## [INPUT MATERIAL]
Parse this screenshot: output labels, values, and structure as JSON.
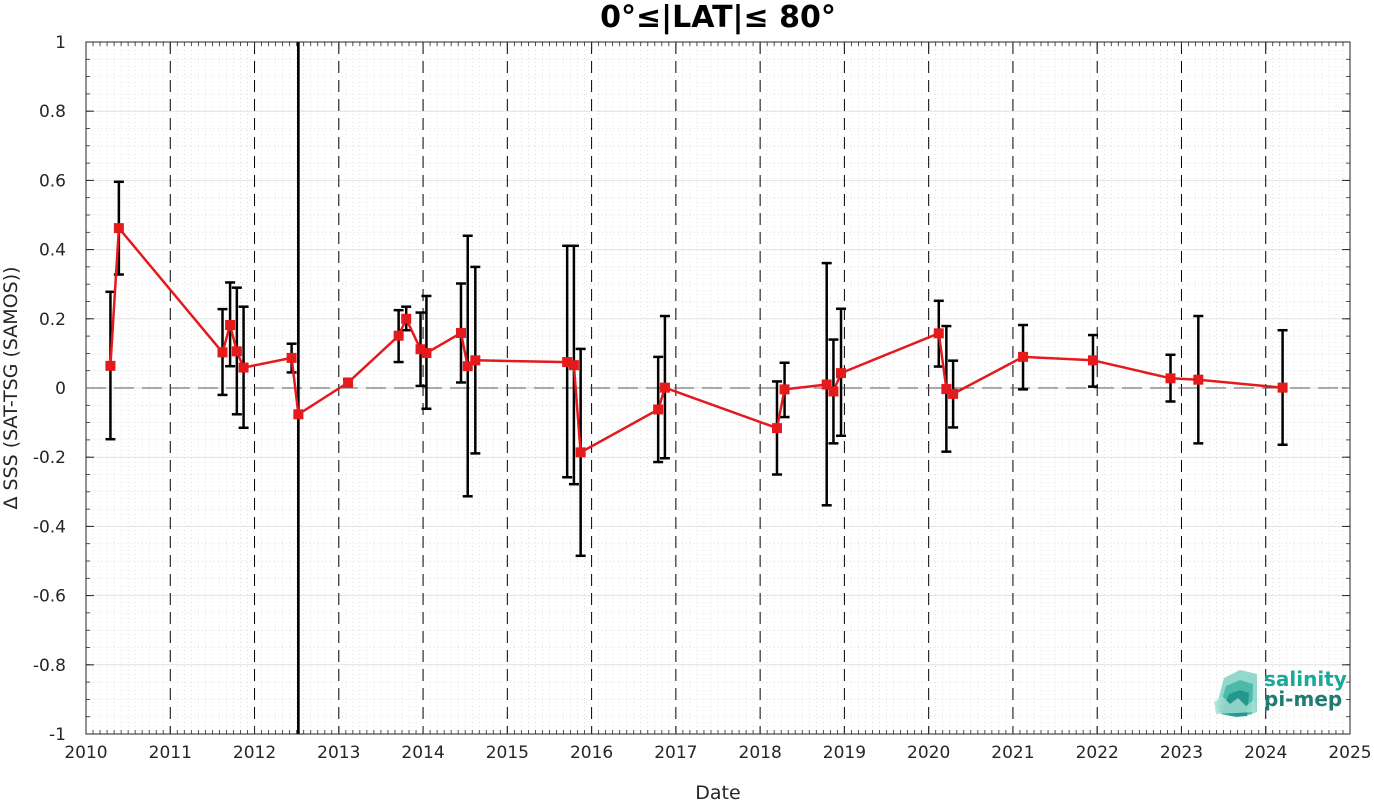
{
  "chart_data": {
    "type": "line",
    "title": "0°≤|LAT|≤ 80°",
    "xlabel": "Date",
    "ylabel": "Δ SSS (SAT-TSG (SAMOS))",
    "xlim": [
      2010,
      2025
    ],
    "ylim": [
      -1,
      1
    ],
    "x_ticks": [
      "2010",
      "2011",
      "2012",
      "2013",
      "2014",
      "2015",
      "2016",
      "2017",
      "2018",
      "2019",
      "2020",
      "2021",
      "2022",
      "2023",
      "2024",
      "2025"
    ],
    "y_ticks": [
      "-1",
      "-0.8",
      "-0.6",
      "-0.4",
      "-0.2",
      "0",
      "0.2",
      "0.4",
      "0.6",
      "0.8",
      "1"
    ],
    "grid": true,
    "reference_line_y": 0,
    "year_dividers": [
      2011,
      2012,
      2013,
      2014,
      2015,
      2016,
      2017,
      2018,
      2019,
      2020,
      2021,
      2022,
      2023,
      2024,
      2025
    ],
    "highlight_line_x": 2012.52,
    "series": [
      {
        "color": "#e41a1c",
        "errorbar_color": "#000000",
        "points": [
          {
            "x": 2010.29,
            "y": 0.064,
            "low": -0.148,
            "high": 0.278
          },
          {
            "x": 2010.39,
            "y": 0.462,
            "low": 0.328,
            "high": 0.596
          },
          {
            "x": 2011.62,
            "y": 0.103,
            "low": -0.02,
            "high": 0.228
          },
          {
            "x": 2011.71,
            "y": 0.182,
            "low": 0.063,
            "high": 0.305
          },
          {
            "x": 2011.79,
            "y": 0.106,
            "low": -0.076,
            "high": 0.29
          },
          {
            "x": 2011.87,
            "y": 0.059,
            "low": -0.115,
            "high": 0.235
          },
          {
            "x": 2012.44,
            "y": 0.087,
            "low": 0.045,
            "high": 0.128
          },
          {
            "x": 2012.52,
            "y": -0.076,
            "low": -1.0,
            "high": 1.0
          },
          {
            "x": 2013.11,
            "y": 0.016,
            "low": 0.008,
            "high": 0.025
          },
          {
            "x": 2013.71,
            "y": 0.151,
            "low": 0.075,
            "high": 0.225
          },
          {
            "x": 2013.8,
            "y": 0.2,
            "low": 0.167,
            "high": 0.235
          },
          {
            "x": 2013.97,
            "y": 0.112,
            "low": 0.006,
            "high": 0.218
          },
          {
            "x": 2014.04,
            "y": 0.101,
            "low": -0.06,
            "high": 0.266
          },
          {
            "x": 2014.45,
            "y": 0.159,
            "low": 0.016,
            "high": 0.302
          },
          {
            "x": 2014.53,
            "y": 0.063,
            "low": -0.313,
            "high": 0.44
          },
          {
            "x": 2014.62,
            "y": 0.08,
            "low": -0.189,
            "high": 0.35
          },
          {
            "x": 2015.71,
            "y": 0.075,
            "low": -0.258,
            "high": 0.411
          },
          {
            "x": 2015.79,
            "y": 0.066,
            "low": -0.278,
            "high": 0.411
          },
          {
            "x": 2015.87,
            "y": -0.186,
            "low": -0.485,
            "high": 0.113
          },
          {
            "x": 2016.79,
            "y": -0.062,
            "low": -0.214,
            "high": 0.09
          },
          {
            "x": 2016.87,
            "y": 0.001,
            "low": -0.203,
            "high": 0.208
          },
          {
            "x": 2018.2,
            "y": -0.116,
            "low": -0.25,
            "high": 0.019
          },
          {
            "x": 2018.29,
            "y": -0.004,
            "low": -0.084,
            "high": 0.073
          },
          {
            "x": 2018.79,
            "y": 0.01,
            "low": -0.339,
            "high": 0.361
          },
          {
            "x": 2018.87,
            "y": -0.01,
            "low": -0.16,
            "high": 0.14
          },
          {
            "x": 2018.96,
            "y": 0.043,
            "low": -0.138,
            "high": 0.229
          },
          {
            "x": 2020.12,
            "y": 0.158,
            "low": 0.062,
            "high": 0.252
          },
          {
            "x": 2020.21,
            "y": -0.003,
            "low": -0.184,
            "high": 0.179
          },
          {
            "x": 2020.29,
            "y": -0.017,
            "low": -0.114,
            "high": 0.079
          },
          {
            "x": 2021.12,
            "y": 0.09,
            "low": -0.004,
            "high": 0.182
          },
          {
            "x": 2021.95,
            "y": 0.08,
            "low": 0.004,
            "high": 0.153
          },
          {
            "x": 2022.87,
            "y": 0.028,
            "low": -0.039,
            "high": 0.096
          },
          {
            "x": 2023.2,
            "y": 0.024,
            "low": -0.16,
            "high": 0.208
          },
          {
            "x": 2024.2,
            "y": 0.001,
            "low": -0.164,
            "high": 0.167
          }
        ]
      }
    ]
  },
  "logo": {
    "line1": "salinity",
    "line2": "pi-mep",
    "color1": "#1aa89a",
    "color2": "#1f7a73"
  }
}
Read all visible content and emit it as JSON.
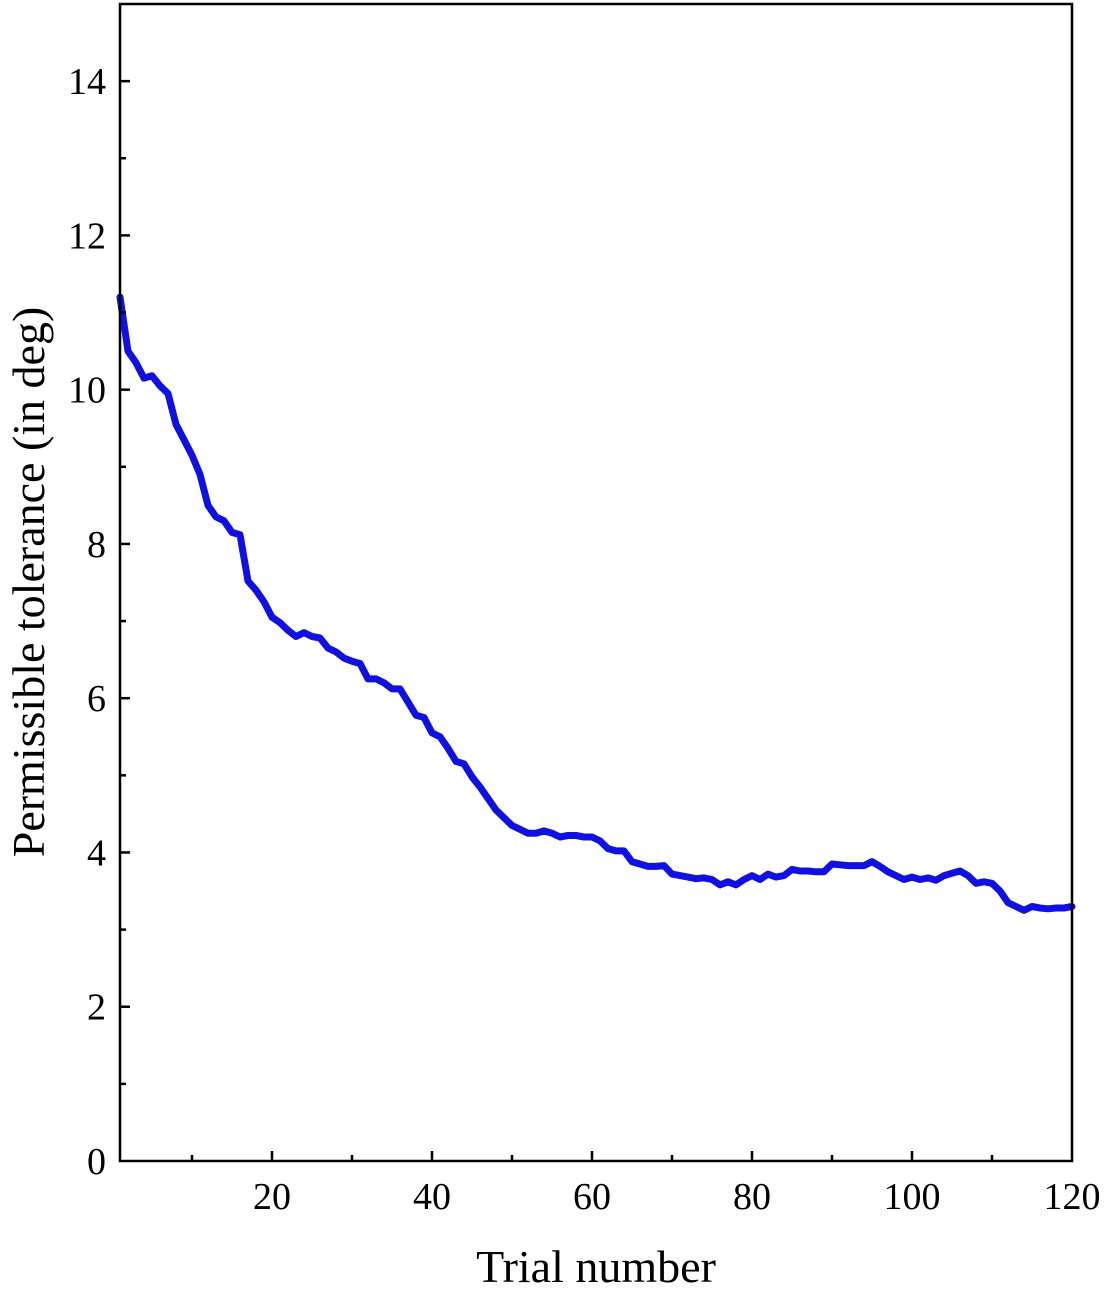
{
  "chart_data": {
    "type": "line",
    "title": "",
    "xlabel": "Trial number",
    "ylabel": "Permissible tolerance (in deg)",
    "xlim": [
      1,
      120
    ],
    "ylim": [
      0,
      15
    ],
    "x_ticks": [
      20,
      40,
      60,
      80,
      100,
      120
    ],
    "y_ticks": [
      0,
      2,
      4,
      6,
      8,
      10,
      12,
      14
    ],
    "x_tick_labels": [
      "20",
      "40",
      "60",
      "80",
      "100",
      "120"
    ],
    "y_tick_labels": [
      "0",
      "2",
      "4",
      "6",
      "8",
      "10",
      "12",
      "14"
    ],
    "grid": false,
    "legend": "none",
    "series": [
      {
        "color": "#1010e0",
        "x": [
          1,
          2,
          3,
          4,
          5,
          6,
          7,
          8,
          9,
          10,
          11,
          12,
          13,
          14,
          15,
          16,
          17,
          18,
          19,
          20,
          21,
          22,
          23,
          24,
          25,
          26,
          27,
          28,
          29,
          30,
          31,
          32,
          33,
          34,
          35,
          36,
          37,
          38,
          39,
          40,
          41,
          42,
          43,
          44,
          45,
          46,
          47,
          48,
          49,
          50,
          51,
          52,
          53,
          54,
          55,
          56,
          57,
          58,
          59,
          60,
          61,
          62,
          63,
          64,
          65,
          66,
          67,
          68,
          69,
          70,
          71,
          72,
          73,
          74,
          75,
          76,
          77,
          78,
          79,
          80,
          81,
          82,
          83,
          84,
          85,
          86,
          87,
          88,
          89,
          90,
          91,
          92,
          93,
          94,
          95,
          96,
          97,
          98,
          99,
          100,
          101,
          102,
          103,
          104,
          105,
          106,
          107,
          108,
          109,
          110,
          111,
          112,
          113,
          114,
          115,
          116,
          117,
          118,
          119,
          120
        ],
        "y": [
          11.2,
          10.5,
          10.35,
          10.15,
          10.18,
          10.05,
          9.95,
          9.55,
          9.35,
          9.15,
          8.9,
          8.5,
          8.35,
          8.3,
          8.15,
          8.12,
          7.52,
          7.4,
          7.25,
          7.05,
          6.98,
          6.88,
          6.8,
          6.85,
          6.8,
          6.78,
          6.65,
          6.6,
          6.52,
          6.48,
          6.45,
          6.25,
          6.25,
          6.2,
          6.12,
          6.12,
          5.95,
          5.78,
          5.75,
          5.55,
          5.5,
          5.35,
          5.18,
          5.15,
          4.98,
          4.85,
          4.7,
          4.55,
          4.45,
          4.35,
          4.3,
          4.25,
          4.25,
          4.28,
          4.25,
          4.2,
          4.22,
          4.22,
          4.2,
          4.2,
          4.15,
          4.05,
          4.02,
          4.02,
          3.88,
          3.85,
          3.82,
          3.82,
          3.83,
          3.72,
          3.7,
          3.68,
          3.66,
          3.67,
          3.65,
          3.58,
          3.62,
          3.58,
          3.65,
          3.7,
          3.65,
          3.72,
          3.68,
          3.7,
          3.78,
          3.76,
          3.76,
          3.75,
          3.75,
          3.85,
          3.84,
          3.83,
          3.83,
          3.83,
          3.88,
          3.82,
          3.75,
          3.7,
          3.65,
          3.68,
          3.65,
          3.67,
          3.64,
          3.7,
          3.73,
          3.76,
          3.7,
          3.6,
          3.62,
          3.6,
          3.5,
          3.35,
          3.3,
          3.25,
          3.3,
          3.28,
          3.27,
          3.28,
          3.28,
          3.3
        ]
      }
    ]
  }
}
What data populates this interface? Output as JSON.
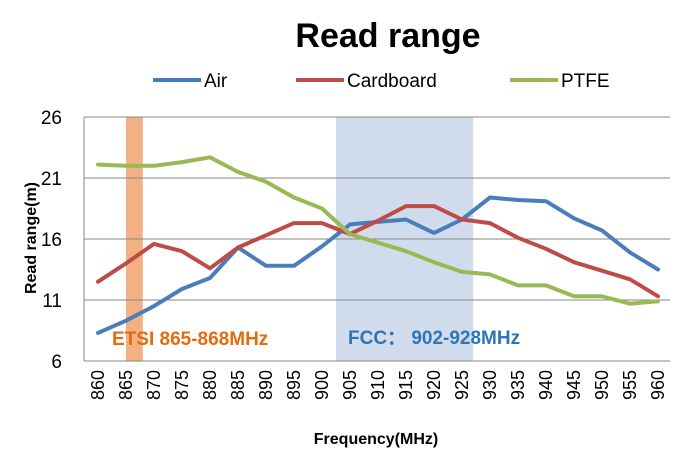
{
  "chart_data": {
    "type": "line",
    "title": "Read range",
    "xlabel": "Frequency(MHz)",
    "ylabel": "Read range(m)",
    "ylim": [
      6,
      26
    ],
    "yticks": [
      "6",
      "11",
      "16",
      "21",
      "26"
    ],
    "categories": [
      "860",
      "865",
      "870",
      "875",
      "880",
      "885",
      "890",
      "895",
      "900",
      "905",
      "910",
      "915",
      "920",
      "925",
      "930",
      "935",
      "940",
      "945",
      "950",
      "955",
      "960"
    ],
    "series": [
      {
        "name": "Air",
        "color": "#4a7ebb",
        "values": [
          8.3,
          9.3,
          10.5,
          11.9,
          12.8,
          15.3,
          13.8,
          13.8,
          15.4,
          17.2,
          17.4,
          17.6,
          16.5,
          17.6,
          19.4,
          19.2,
          19.1,
          17.7,
          16.7,
          14.9,
          13.5
        ]
      },
      {
        "name": "Cardboard",
        "color": "#be4b48",
        "values": [
          12.5,
          14.0,
          15.6,
          15.0,
          13.6,
          15.3,
          16.3,
          17.3,
          17.3,
          16.4,
          17.5,
          18.7,
          18.7,
          17.6,
          17.3,
          16.1,
          15.2,
          14.1,
          13.4,
          12.7,
          11.3
        ]
      },
      {
        "name": "PTFE",
        "color": "#98b954",
        "values": [
          22.1,
          22.0,
          22.0,
          22.3,
          22.7,
          21.5,
          20.7,
          19.4,
          18.5,
          16.4,
          15.7,
          15.0,
          14.1,
          13.3,
          13.1,
          12.2,
          12.2,
          11.3,
          11.3,
          10.7,
          10.9
        ]
      }
    ],
    "bands": [
      {
        "label": "ETSI 865-868MHz",
        "x_start": 865,
        "x_end": 868,
        "fill": "#f2b183",
        "text_color": "#e46c0a"
      },
      {
        "label": "FCC： 902-928MHz",
        "x_start": 902.5,
        "x_end": 927,
        "fill": "#d0dcec",
        "text_color": "#2e75b6"
      }
    ],
    "legend_position": "top-center",
    "grid": true
  }
}
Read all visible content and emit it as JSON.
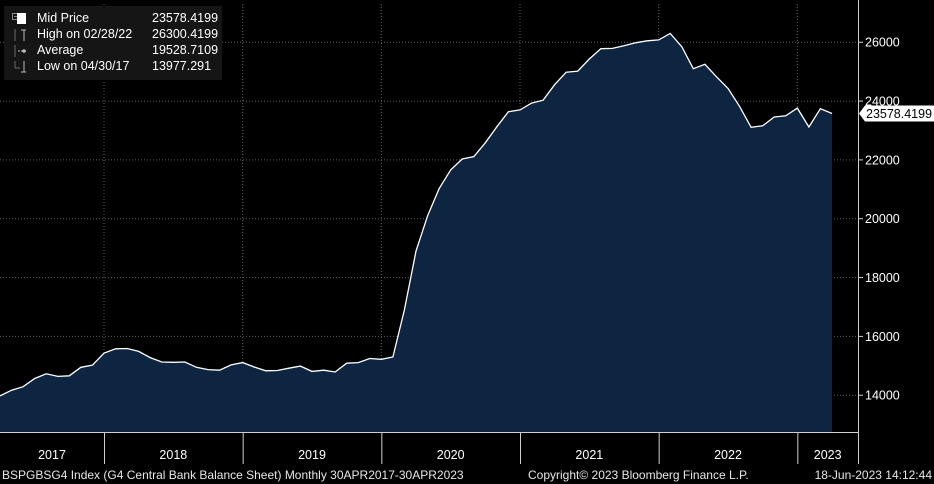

## [AIM OF THE TASK]
Gather all lines from the records above in which "this" appears.

## [SOLUTION BELOW]
Parse this screenshot: output labels, values, and structure as JSON.
What data populates this interface? Output as JSON.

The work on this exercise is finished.